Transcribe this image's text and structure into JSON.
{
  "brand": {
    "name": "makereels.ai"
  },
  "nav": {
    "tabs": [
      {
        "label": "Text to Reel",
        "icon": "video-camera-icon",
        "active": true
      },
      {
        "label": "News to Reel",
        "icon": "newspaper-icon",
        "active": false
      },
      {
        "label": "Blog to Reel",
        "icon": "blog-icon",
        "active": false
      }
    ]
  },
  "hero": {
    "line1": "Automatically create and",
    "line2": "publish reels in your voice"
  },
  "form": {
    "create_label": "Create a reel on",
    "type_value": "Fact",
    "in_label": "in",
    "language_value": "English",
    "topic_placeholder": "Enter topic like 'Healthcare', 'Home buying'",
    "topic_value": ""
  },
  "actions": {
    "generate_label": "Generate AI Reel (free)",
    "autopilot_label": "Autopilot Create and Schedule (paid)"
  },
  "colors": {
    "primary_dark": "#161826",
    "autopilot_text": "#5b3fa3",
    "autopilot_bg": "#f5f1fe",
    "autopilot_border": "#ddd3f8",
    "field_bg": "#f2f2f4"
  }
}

Exercise requirements:
Recopy all the lines exactly as they appear.

Final result:
Transcribe this image's text and structure into JSON.
{
  "brand": {
    "name": "makereels.ai"
  },
  "nav": {
    "tabs": [
      {
        "label": "Text to Reel",
        "icon": "video-camera-icon",
        "active": true
      },
      {
        "label": "News to Reel",
        "icon": "newspaper-icon",
        "active": false
      },
      {
        "label": "Blog to Reel",
        "icon": "blog-icon",
        "active": false
      }
    ]
  },
  "hero": {
    "line1": "Automatically create and",
    "line2": "publish reels in your voice"
  },
  "form": {
    "create_label": "Create a reel on",
    "type_value": "Fact",
    "in_label": "in",
    "language_value": "English",
    "topic_placeholder": "Enter topic like 'Healthcare', 'Home buying'",
    "topic_value": ""
  },
  "actions": {
    "generate_label": "Generate AI Reel (free)",
    "autopilot_label": "Autopilot Create and Schedule (paid)"
  },
  "colors": {
    "primary_dark": "#161826",
    "autopilot_text": "#5b3fa3",
    "autopilot_bg": "#f5f1fe",
    "autopilot_border": "#ddd3f8",
    "field_bg": "#f2f2f4"
  }
}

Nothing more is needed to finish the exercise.